* PAGE EXTRACT:

********

2002-10-14 Thread Maildrop



I moved this thread to [EMAIL PROTECTED] due to a request that
[EMAIL PROTECTED] was an inapropate place to discuss this issuse.


>On Mon, Oct 14, 2002 at 02:31:05PM -0500, Maildrop wrote:
>>
>> I put these rule in:
>>
>> ipfw add count log all from any to any
>>
>> I am getting messages in my log (/var/log/all.log) that appears like
this:
>> Oct 14 14:15:06 hydra /kernel: Connection attempt to UDP 192.168.17.1:161
>> from 192.168.17.1:1166
>
>That's a log_in_vain message, not ipfw(8).
>
>> Which is exactly, what I want, but there is a couple isses:
>>
>> 1) It only logs "failed" connects.  If I try to `telnet localhost 55`, it
>> will log that, but if I do a `telnet locahost 80` (where web server is
>> running) the connection is valid and doesn't log it.
>
>Right, that's how log_in_vain works.
>

(from tcp(4))

 tcp.log_in_vainLog any connection attempts to ports where there is
not a socket accepting connections.  The value of 1
limits the logging to SYN (connection establishment)
packets only.  That of 2 results in any TCP packets
to
closed ports being logged.  Any value unlisted above
disables the logging (default is 0, i.e., the
logging
is disabled).

'1' is limited to connection established (valid connections) and '2' is
limited to connection failed... how do I get both failed AND established
from log_in_vain?  I want to log all connections, regardless if they failed
or successed, regardless if they have a daemon running on that port or not.

Currently, they are both set as '1':

net.inet.tcp.log_in_vain: 1
net.inet.udp.log_in_vain: 1


>> 2) How do I setup Syslog for this?  ipfw man page says it logs to
>> LOG_SECURITY facility.  I want to log all connections (failed or not),
into
>> one file..
>>
>> This is what I currently have in my syslogd.conf file (the log above I am
>> pulling from all.log):
>>
>> security.*  /var/log/security
>> log.security/var/log/ipfw.log
>>
>> Both these files are empty :(  I restarted syslogd.

********

* DATA:
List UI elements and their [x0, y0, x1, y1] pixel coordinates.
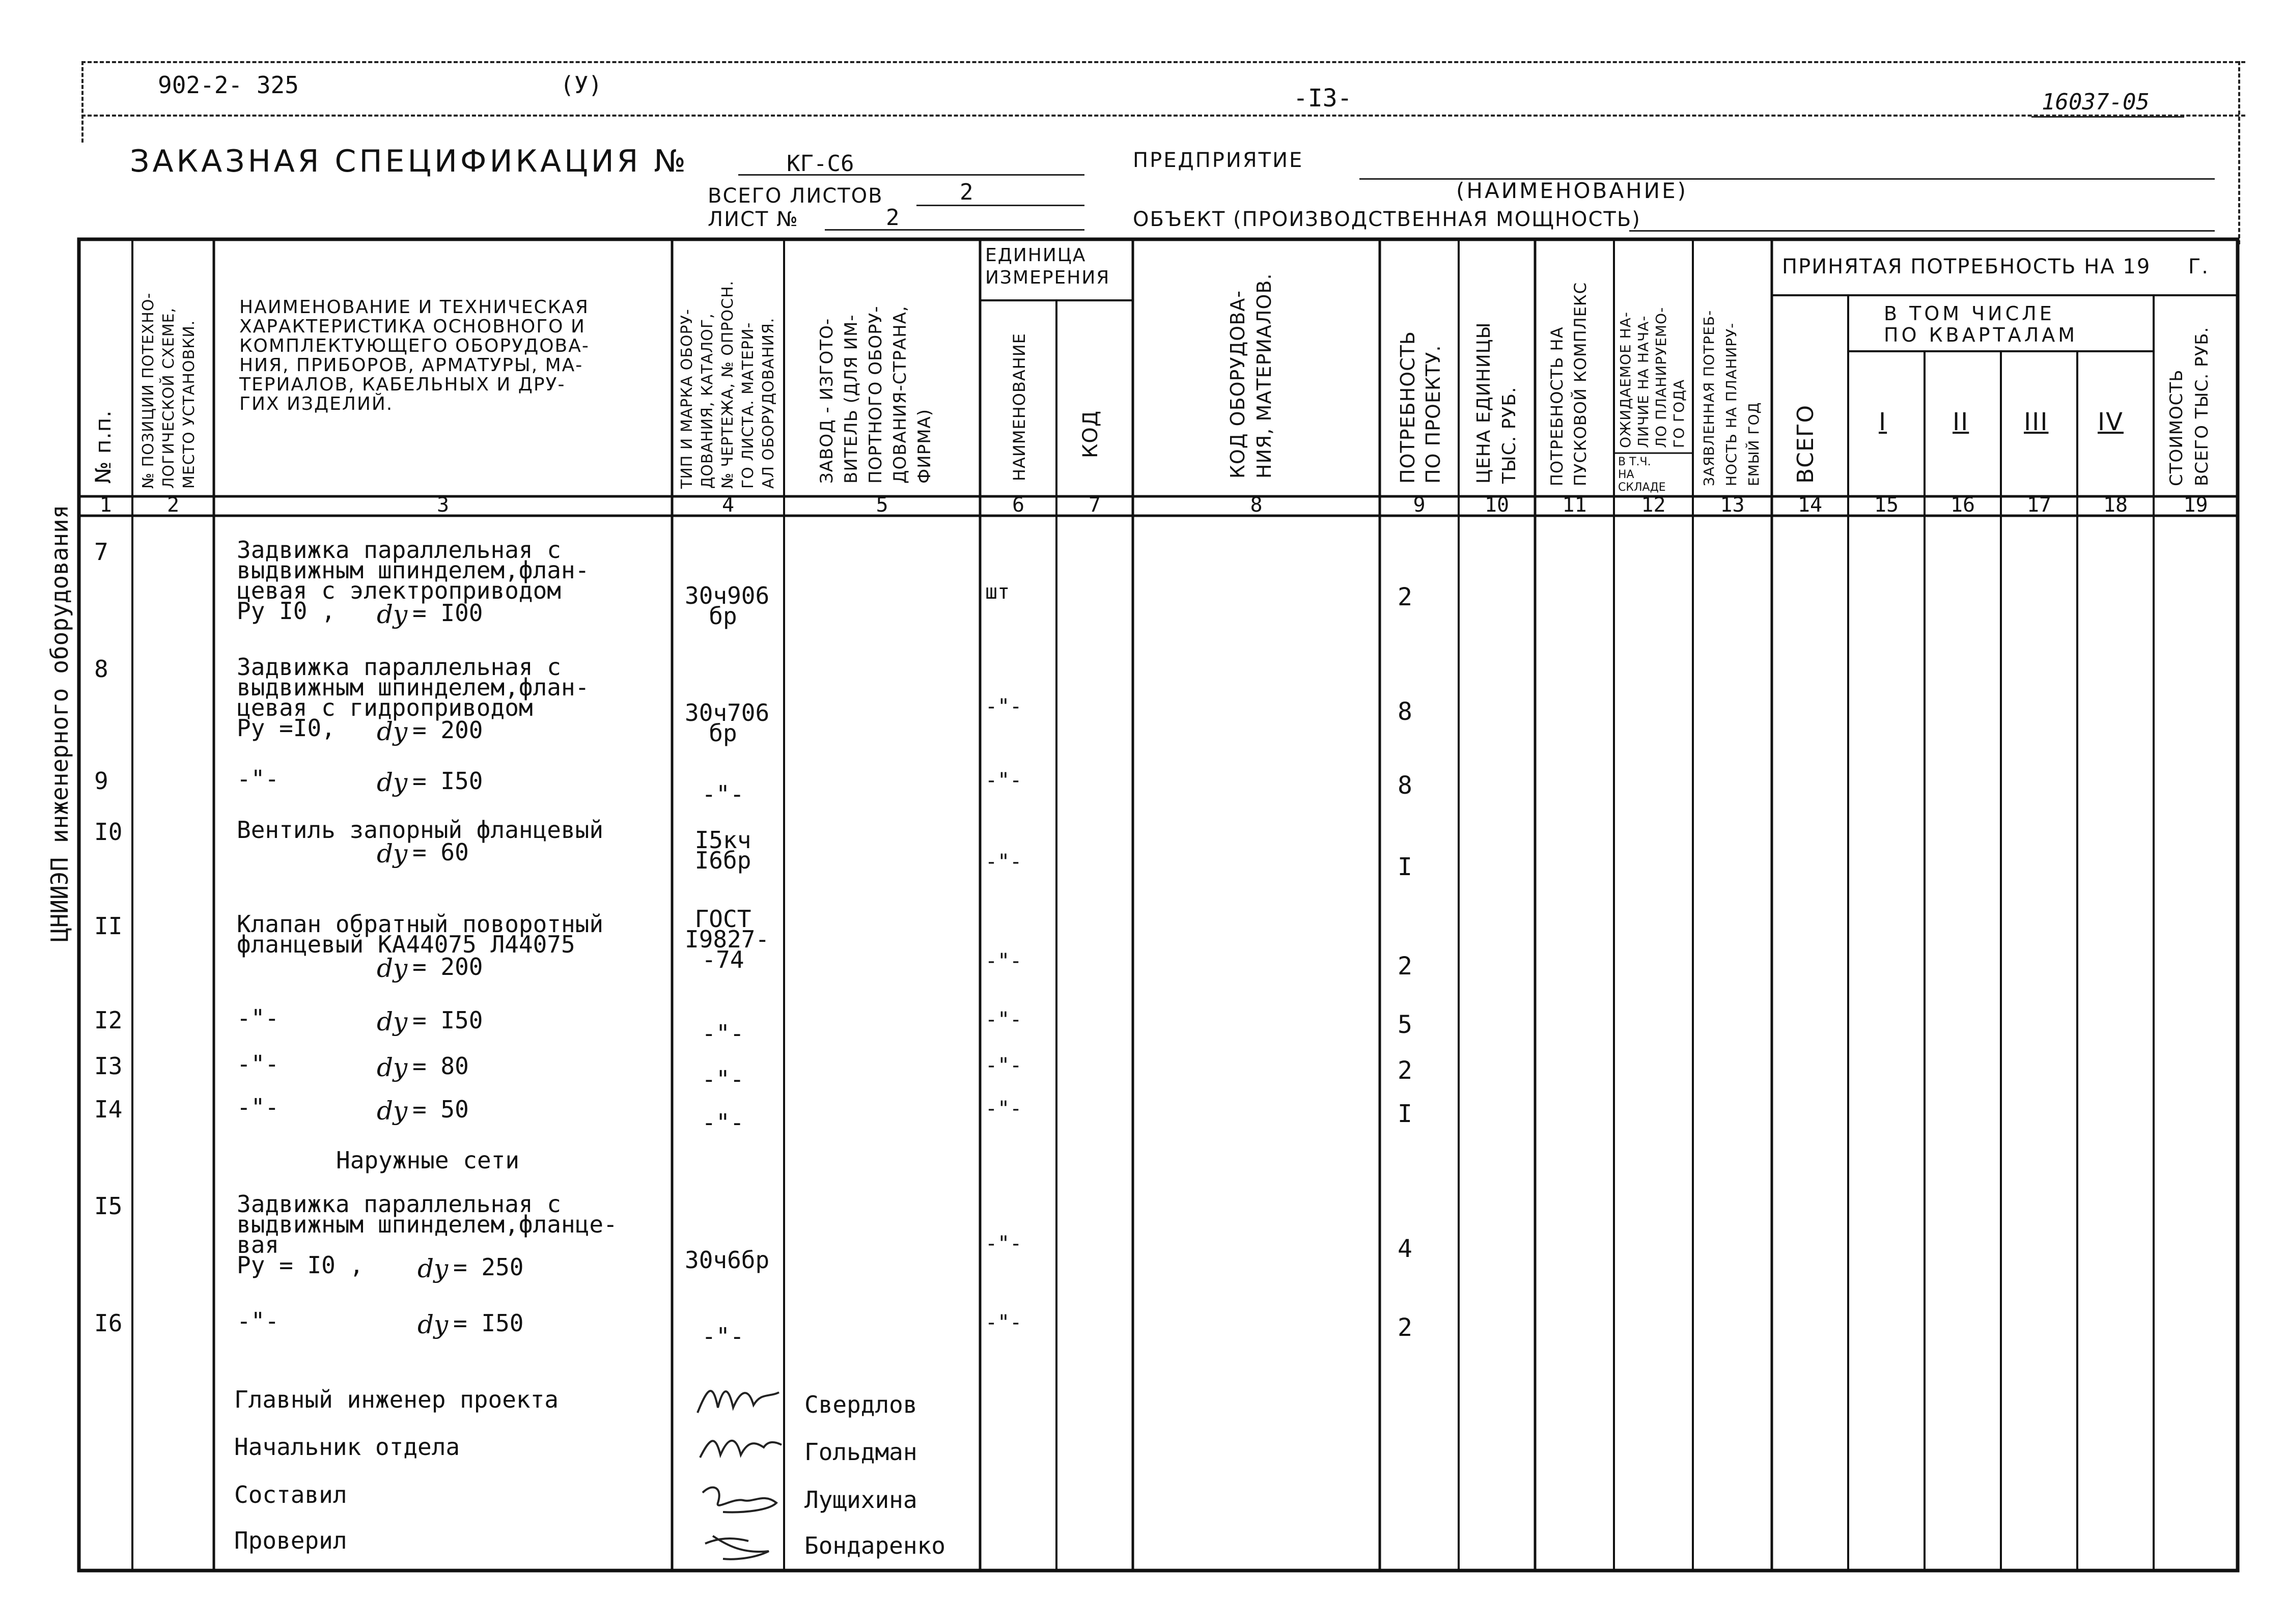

********

* YOUR TASK: Write out the passage of the log_in_vain thread from "(from tcp(4))" up to and including "is disabled).". The listing plays no part in this exercise.

* THE SOLUTION:
(from tcp(4))

 tcp.log_in_vainLog any connection attempts to ports where there is
not a socket accepting connections.  The value of 1
limits the logging to SYN (connection establishment)
packets only.  That of 2 results in any TCP packets
to
closed ports being logged.  Any value unlisted above
disables the logging (default is 0, i.e., the
logging
is disabled).